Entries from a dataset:
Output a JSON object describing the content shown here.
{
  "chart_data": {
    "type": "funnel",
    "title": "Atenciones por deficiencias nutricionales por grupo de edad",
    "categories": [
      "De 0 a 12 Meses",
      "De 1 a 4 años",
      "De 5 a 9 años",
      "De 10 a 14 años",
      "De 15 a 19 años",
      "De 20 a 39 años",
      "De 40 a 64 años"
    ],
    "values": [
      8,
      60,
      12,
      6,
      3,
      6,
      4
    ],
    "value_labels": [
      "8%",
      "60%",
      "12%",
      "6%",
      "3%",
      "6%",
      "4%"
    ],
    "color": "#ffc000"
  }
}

PROBLEM STATEMENT:
Search the records for the word "años". Copy every line that has it.

RESULT FOR THIS TASK:
      "De 1 a 4 años",
      "De 5 a 9 años",
      "De 10 a 14 años",
      "De 15 a 19 años",
      "De 20 a 39 años",
      "De 40 a 64 años"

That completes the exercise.